*** Ausgangstext ***

Zunahme des Taillenumfanges seit 14 Tagen
In der allgemeinen und gynäkologischen Anamnese des Mädchens zeigten sich keine Auffälligkeiten. Bei einem BMI von 18,7 hatte die Patientin seit zwei Wochen eine Zunahme ihres Taillenumfanges bemerkt, der dazu geführt hatte, dass sich nicht mehr in ihre Hosen passte. Im erneuten transabdominalen Ultraschall zeigte sich ein nicht vom rechten Ovar abgrenzbare heterogene Tumormasse (16,6 mal 15,6 mal 9,9 cm), mit normalem Blutfluss und Bereichen erhöhter Heterogenität.
Dieser Tumor war auch im Kontrastmittel-verstärkten CT-Nachweis, der Tumor verdrängte hier Darm und Beckengefäße. Auch ein Aszites war jetzt nachweisbar. Diese neuen Befunde lenkten die Verdachtsdiagnose in Richtung ovarielle Neoplasie.

*** Rohdaten ***

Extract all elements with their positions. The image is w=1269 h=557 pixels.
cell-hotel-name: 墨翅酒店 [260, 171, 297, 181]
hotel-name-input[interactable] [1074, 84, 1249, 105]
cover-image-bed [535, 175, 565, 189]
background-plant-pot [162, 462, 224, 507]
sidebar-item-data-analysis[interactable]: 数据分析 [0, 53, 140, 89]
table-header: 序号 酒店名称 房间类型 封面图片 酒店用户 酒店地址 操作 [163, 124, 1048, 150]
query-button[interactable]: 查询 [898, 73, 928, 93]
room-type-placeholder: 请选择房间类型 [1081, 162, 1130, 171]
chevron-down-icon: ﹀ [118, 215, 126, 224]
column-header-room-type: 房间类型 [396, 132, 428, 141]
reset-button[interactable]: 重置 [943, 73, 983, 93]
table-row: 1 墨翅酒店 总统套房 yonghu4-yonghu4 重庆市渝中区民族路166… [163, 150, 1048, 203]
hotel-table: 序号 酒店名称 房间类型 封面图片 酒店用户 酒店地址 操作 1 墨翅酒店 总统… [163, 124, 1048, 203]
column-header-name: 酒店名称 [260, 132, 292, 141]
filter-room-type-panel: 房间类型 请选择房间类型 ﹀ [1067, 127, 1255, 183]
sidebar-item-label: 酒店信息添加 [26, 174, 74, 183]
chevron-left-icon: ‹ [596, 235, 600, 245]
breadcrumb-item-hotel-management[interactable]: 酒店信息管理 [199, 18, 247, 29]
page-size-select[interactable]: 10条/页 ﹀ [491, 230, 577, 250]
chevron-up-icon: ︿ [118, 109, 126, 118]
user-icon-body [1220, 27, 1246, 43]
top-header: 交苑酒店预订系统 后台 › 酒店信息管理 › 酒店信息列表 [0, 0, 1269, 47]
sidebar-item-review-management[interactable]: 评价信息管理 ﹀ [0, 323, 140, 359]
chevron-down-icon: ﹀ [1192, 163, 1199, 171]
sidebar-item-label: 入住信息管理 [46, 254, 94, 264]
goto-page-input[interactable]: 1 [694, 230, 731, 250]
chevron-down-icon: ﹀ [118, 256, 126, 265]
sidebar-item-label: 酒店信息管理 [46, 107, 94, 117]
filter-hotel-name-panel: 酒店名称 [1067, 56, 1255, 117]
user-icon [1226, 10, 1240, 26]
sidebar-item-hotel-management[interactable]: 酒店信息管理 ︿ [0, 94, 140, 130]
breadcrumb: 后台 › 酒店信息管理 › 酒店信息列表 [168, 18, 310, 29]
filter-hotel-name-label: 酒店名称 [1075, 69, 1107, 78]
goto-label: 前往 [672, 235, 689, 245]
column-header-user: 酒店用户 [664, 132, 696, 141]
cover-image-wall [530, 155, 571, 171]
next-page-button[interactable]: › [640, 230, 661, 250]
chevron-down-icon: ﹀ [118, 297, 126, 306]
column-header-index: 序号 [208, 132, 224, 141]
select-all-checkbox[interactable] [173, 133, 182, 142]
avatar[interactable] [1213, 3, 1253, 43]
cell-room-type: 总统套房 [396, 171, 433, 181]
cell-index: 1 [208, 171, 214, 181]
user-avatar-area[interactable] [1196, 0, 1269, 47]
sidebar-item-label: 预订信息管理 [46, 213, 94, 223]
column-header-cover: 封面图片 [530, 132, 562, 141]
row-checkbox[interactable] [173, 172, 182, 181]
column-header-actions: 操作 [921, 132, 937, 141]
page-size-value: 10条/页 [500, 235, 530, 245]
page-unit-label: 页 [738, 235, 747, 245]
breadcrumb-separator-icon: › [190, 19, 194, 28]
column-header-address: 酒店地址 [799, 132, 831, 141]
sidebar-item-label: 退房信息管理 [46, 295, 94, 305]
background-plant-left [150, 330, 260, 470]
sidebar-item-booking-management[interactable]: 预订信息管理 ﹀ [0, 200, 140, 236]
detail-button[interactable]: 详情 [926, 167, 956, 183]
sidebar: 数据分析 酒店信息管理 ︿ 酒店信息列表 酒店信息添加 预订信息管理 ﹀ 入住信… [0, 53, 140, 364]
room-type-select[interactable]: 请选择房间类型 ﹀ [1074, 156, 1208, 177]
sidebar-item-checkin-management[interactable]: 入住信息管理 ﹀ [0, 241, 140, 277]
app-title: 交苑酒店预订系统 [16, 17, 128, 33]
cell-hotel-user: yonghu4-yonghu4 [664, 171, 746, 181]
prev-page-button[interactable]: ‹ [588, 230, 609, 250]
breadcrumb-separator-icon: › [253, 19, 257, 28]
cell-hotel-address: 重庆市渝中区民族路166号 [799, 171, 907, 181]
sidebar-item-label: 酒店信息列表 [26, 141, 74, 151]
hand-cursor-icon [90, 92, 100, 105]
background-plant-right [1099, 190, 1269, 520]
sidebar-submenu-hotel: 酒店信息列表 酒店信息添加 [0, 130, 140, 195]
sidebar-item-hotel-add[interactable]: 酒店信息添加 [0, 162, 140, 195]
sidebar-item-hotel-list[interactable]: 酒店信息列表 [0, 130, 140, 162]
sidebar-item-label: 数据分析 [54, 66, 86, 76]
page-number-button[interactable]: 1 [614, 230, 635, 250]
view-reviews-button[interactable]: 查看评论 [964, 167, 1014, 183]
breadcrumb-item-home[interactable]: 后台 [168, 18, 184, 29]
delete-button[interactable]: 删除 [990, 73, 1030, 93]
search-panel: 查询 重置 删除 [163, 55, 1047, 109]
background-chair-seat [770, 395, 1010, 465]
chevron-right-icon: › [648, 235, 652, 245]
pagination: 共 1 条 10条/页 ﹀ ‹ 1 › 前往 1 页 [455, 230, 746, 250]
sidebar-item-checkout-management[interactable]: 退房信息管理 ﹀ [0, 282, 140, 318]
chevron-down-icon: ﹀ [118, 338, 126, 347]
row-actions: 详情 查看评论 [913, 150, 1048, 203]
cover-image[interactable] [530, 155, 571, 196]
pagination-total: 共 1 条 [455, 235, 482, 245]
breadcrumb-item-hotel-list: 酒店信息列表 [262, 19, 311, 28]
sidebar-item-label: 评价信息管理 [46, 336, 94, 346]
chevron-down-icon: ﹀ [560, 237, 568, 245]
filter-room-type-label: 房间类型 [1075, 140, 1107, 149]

***

● **Aufgabe 1**
Beantworte diese Fragen zum Ausgangstext:
(a) Welchen BMI hatte die Patientin?
(b) Welche Maße hatte die Tumormasse im transabdominalen Ultraschall?
(c) Was verdrängte der Tumor im Kontrastmittel-verstärkten CT?
● **Aufgabe 2**
Setze den Ausgangstext zum Fall der Patientin mit dem zunehmenden Taillenumfang nach seinem letzten Satz fort.

● **Lösung 1**
(a) Die Patientin hatte einen BMI von 18,7.
(b) Die Tumormasse maß 16,6 mal 15,6 mal 9,9 cm.
(c) Der Tumor verdrängte Darm und Beckengefäße.

● **Lösung 2**
Differentialdiagnostisch kommen hier nach Aussage Zuckermans Epithelzell-Tumoren und Keimzell-Tumoren in Betracht.
Epithelzelltumoren und Keimzelltumoren als Differenzialdiagnose
Epithelzelltumore stellen sich im Ultraschall als Tumoren mit nodulären oder papillären soliden Anteilen, dicken Septen und Aszites dar. Maligne epitheliale Ovartumore sind bei unter 17-Jährigen extrem selten, können aber in Einzelfällen auch vorkommen. Bei benignen ovariellen Epithelzelltumoren handelt es sich meist um seröse oder mukinöse Cystadenome. Dagegen würde bei der Patientin das schnelle Wachstum innerhalb von 6 Wochen sprechen. Es gibt auch Borderline-Tumore mit malignem Potenzial – diese findet man aber überwiegend bei Patientinnen über 40 Jahre.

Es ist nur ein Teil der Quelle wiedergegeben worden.